* begin *

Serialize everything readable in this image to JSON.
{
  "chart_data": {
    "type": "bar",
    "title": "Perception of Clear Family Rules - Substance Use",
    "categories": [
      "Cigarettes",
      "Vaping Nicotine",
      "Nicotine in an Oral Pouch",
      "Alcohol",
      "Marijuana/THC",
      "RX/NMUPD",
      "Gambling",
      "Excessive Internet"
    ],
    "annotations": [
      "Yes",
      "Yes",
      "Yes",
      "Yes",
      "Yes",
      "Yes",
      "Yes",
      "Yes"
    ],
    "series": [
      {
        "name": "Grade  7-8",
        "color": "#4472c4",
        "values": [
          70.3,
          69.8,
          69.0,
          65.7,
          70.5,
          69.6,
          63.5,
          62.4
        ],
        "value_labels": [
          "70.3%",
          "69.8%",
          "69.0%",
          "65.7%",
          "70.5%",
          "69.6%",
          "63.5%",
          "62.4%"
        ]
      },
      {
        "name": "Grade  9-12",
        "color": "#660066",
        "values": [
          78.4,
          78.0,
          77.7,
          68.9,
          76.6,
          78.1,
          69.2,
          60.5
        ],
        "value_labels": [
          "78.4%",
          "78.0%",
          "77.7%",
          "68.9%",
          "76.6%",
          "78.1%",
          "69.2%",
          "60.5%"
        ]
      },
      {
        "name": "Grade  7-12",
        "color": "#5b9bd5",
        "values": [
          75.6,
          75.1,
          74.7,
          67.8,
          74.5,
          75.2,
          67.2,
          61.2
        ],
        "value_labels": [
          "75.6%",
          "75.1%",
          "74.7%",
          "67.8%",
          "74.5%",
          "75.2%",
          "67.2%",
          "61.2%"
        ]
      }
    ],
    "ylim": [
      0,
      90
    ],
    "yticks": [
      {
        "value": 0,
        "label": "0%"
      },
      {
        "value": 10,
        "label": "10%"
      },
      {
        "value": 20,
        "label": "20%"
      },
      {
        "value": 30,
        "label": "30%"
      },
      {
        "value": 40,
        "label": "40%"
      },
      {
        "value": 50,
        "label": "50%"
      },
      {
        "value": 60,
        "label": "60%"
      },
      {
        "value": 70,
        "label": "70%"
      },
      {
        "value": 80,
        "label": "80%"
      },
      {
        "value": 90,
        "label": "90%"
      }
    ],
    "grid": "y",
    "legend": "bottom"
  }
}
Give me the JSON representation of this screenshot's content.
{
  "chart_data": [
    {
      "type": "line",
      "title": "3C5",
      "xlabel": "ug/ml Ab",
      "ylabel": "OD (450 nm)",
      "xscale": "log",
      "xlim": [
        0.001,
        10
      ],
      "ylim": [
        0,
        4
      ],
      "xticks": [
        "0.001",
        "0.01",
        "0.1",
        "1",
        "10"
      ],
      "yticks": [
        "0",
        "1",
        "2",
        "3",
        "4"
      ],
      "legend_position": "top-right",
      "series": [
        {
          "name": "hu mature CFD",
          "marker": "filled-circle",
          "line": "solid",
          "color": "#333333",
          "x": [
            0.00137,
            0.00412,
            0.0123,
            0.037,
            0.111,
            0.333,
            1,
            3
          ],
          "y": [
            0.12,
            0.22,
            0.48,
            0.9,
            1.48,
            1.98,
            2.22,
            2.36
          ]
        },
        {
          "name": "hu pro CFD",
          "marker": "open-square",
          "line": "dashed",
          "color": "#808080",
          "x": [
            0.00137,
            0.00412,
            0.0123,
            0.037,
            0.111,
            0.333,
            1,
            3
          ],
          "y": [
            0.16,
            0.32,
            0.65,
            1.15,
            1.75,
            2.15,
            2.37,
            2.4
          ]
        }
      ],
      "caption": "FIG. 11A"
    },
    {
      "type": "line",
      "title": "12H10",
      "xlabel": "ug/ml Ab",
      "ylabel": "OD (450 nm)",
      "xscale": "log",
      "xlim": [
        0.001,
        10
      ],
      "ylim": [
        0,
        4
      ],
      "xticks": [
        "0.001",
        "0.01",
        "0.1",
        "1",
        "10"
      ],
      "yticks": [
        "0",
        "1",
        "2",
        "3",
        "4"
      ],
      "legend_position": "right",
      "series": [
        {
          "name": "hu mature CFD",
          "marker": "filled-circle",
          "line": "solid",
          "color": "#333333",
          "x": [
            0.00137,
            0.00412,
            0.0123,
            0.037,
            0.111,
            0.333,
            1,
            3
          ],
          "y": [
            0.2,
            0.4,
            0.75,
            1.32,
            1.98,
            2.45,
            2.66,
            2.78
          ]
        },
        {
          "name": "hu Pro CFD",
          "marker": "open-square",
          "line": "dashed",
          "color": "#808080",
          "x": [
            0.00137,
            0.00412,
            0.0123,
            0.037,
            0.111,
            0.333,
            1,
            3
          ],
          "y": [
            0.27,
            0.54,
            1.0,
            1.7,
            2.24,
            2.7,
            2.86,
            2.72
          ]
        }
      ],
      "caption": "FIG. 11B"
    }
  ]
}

* end *
* begin *

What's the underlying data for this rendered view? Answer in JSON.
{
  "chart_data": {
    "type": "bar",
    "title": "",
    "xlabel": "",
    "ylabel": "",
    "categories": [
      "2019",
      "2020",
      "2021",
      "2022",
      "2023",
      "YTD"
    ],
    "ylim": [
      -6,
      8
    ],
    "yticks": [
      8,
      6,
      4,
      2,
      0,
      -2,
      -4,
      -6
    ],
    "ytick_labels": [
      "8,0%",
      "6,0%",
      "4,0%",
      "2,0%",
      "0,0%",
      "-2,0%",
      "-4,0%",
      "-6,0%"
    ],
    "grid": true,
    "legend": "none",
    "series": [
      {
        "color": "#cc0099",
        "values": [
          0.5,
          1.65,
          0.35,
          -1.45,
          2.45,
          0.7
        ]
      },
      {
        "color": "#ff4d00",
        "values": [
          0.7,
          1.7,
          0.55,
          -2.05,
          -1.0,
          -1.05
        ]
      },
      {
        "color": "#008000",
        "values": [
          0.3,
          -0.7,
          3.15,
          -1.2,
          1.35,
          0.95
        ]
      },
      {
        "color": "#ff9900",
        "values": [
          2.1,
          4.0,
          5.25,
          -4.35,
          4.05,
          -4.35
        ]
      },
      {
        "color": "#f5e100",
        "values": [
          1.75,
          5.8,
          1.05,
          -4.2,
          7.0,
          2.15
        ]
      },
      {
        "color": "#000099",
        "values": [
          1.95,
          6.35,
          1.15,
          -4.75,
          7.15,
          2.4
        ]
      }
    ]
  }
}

* end *
* begin *

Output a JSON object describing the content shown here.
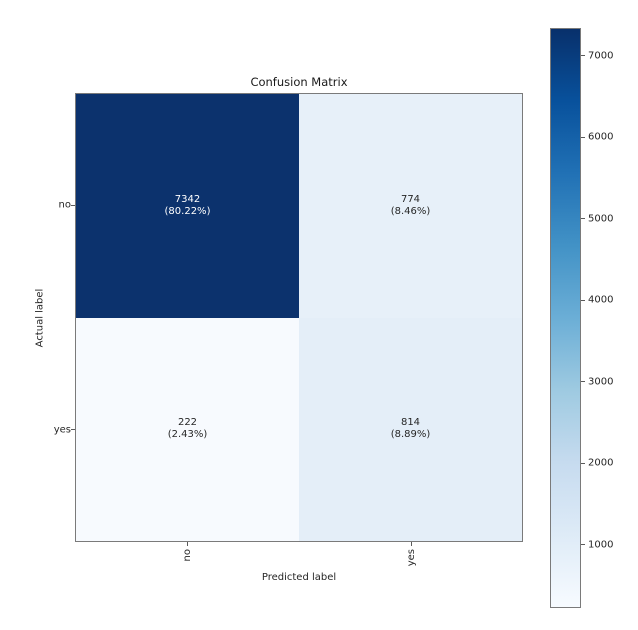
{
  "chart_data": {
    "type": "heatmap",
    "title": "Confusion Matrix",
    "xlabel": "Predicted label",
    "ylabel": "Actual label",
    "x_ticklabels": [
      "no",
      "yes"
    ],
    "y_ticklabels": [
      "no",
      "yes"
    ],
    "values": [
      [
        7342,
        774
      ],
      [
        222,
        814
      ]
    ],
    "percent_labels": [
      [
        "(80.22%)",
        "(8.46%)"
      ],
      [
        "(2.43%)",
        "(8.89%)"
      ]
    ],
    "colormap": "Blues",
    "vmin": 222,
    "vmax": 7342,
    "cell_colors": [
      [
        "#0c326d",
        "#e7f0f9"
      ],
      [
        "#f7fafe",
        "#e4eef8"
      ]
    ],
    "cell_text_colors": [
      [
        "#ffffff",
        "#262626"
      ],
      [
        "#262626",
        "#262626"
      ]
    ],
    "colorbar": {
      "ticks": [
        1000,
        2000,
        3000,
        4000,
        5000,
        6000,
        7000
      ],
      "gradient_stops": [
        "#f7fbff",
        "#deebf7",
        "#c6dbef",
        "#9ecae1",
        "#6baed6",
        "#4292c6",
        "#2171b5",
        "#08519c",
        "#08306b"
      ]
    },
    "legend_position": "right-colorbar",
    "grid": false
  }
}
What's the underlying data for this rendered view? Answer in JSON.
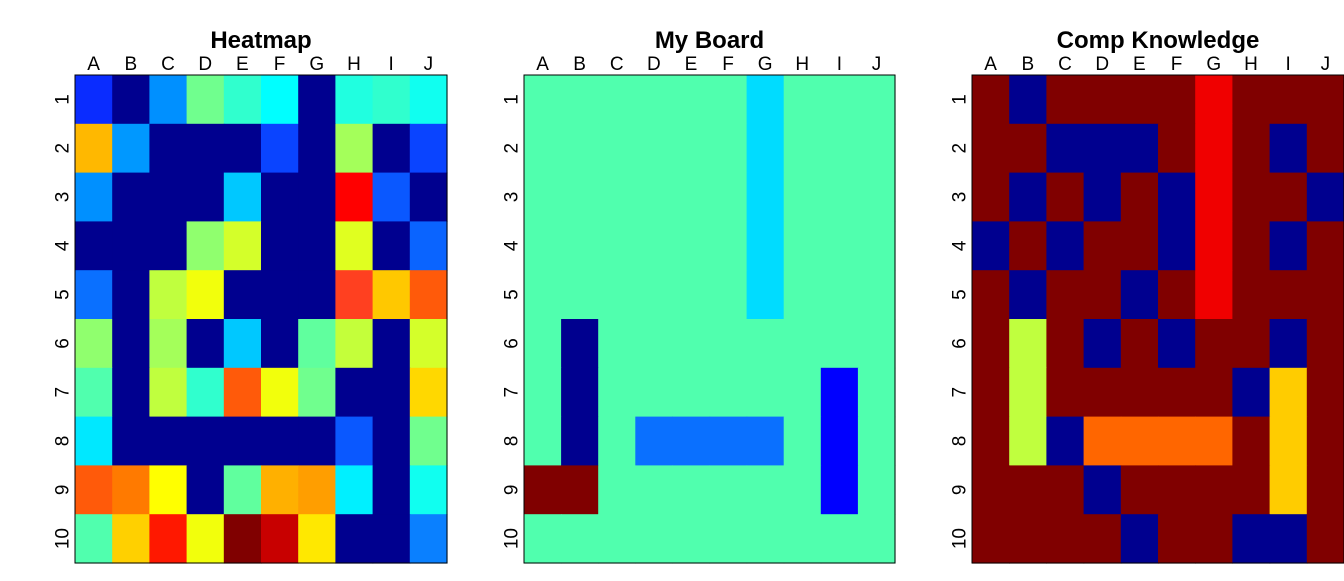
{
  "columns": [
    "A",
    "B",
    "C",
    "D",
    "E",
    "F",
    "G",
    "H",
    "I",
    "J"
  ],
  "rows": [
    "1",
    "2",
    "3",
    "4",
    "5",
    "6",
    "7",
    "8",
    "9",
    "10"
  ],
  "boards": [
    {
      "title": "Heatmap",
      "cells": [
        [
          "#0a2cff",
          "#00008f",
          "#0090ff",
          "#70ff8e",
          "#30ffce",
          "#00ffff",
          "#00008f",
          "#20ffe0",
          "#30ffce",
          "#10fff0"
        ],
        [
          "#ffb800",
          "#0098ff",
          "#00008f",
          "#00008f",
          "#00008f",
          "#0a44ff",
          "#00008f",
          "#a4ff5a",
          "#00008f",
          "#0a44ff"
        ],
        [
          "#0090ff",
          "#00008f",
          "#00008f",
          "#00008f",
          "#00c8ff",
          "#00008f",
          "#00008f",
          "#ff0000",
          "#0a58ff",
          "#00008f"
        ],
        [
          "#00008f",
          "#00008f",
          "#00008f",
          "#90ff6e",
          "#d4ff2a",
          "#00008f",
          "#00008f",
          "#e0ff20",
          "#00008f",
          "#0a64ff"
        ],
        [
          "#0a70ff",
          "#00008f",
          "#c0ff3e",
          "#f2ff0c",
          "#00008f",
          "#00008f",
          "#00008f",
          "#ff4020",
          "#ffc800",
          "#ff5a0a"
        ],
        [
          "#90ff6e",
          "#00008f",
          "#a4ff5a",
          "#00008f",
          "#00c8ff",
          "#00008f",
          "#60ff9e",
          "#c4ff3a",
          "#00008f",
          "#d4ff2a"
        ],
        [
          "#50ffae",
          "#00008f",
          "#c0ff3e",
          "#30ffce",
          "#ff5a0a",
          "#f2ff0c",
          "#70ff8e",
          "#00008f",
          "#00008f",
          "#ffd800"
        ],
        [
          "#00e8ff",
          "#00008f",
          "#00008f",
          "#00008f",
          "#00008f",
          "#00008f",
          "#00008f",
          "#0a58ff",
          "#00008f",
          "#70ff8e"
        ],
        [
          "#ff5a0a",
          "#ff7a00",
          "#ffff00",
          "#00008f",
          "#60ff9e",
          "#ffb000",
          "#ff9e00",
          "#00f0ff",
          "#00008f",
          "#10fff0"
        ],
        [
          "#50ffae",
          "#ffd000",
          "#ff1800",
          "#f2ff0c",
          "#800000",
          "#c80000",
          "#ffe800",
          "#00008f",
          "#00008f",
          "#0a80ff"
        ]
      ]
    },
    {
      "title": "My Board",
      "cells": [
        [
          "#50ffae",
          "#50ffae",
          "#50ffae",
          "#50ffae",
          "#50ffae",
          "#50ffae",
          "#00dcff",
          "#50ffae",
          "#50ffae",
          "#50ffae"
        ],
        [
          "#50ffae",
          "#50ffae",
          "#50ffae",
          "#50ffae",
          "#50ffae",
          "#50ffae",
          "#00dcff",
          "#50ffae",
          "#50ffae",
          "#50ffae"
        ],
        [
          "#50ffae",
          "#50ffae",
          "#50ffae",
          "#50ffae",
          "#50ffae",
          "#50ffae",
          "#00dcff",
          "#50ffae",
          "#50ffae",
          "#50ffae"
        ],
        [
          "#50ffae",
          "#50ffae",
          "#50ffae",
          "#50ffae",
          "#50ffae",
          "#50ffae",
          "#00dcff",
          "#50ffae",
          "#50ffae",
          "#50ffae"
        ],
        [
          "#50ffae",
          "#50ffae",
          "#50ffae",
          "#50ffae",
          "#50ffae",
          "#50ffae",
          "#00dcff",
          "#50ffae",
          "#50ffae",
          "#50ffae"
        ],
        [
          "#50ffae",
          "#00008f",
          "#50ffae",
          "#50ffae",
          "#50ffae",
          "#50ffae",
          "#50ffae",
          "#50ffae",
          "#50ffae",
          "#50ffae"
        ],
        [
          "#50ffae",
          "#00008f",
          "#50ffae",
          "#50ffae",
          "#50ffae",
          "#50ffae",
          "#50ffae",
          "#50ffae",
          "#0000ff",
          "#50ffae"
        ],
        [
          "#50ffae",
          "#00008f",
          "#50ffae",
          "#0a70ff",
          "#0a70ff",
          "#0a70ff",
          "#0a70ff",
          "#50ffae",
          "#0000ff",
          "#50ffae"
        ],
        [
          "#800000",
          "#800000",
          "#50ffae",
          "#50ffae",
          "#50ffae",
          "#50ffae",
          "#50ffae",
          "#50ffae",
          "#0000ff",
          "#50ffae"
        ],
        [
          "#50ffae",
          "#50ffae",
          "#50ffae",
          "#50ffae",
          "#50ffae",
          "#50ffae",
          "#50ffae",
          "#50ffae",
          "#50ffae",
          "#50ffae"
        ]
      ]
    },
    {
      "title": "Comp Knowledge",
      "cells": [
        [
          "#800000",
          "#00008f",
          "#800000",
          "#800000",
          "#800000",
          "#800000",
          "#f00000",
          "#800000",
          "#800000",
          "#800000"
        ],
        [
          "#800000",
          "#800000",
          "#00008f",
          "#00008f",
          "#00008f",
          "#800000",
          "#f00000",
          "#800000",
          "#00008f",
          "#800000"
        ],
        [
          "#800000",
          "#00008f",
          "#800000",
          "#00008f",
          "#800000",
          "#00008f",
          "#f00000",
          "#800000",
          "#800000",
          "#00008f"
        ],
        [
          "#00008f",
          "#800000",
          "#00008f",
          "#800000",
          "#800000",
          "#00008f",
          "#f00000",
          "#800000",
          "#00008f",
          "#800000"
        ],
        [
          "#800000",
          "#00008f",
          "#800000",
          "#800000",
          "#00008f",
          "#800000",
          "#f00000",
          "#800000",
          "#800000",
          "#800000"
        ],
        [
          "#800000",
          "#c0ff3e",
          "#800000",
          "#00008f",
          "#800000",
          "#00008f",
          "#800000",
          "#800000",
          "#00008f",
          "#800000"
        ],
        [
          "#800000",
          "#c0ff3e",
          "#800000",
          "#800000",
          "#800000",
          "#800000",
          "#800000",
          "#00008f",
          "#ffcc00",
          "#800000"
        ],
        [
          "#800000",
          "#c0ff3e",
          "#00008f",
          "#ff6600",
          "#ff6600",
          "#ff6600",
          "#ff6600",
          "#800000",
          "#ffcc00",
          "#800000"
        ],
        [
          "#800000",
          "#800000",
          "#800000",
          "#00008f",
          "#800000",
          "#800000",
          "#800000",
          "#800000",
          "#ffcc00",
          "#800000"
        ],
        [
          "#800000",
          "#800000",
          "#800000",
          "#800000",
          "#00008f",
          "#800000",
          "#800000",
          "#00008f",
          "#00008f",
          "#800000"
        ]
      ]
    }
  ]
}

* end *

_TASK:_ Return every line containing "title".

_FINAL RESULT:_
    "title": "Perception of Clear Family Rules - Substance Use",
      "title": "3C5",
      "title": "12H10",
    "title": "",
    "title": "Confusion Matrix",
      "title": "Heatmap",
      "title": "My Board",
      "title": "Comp Knowledge",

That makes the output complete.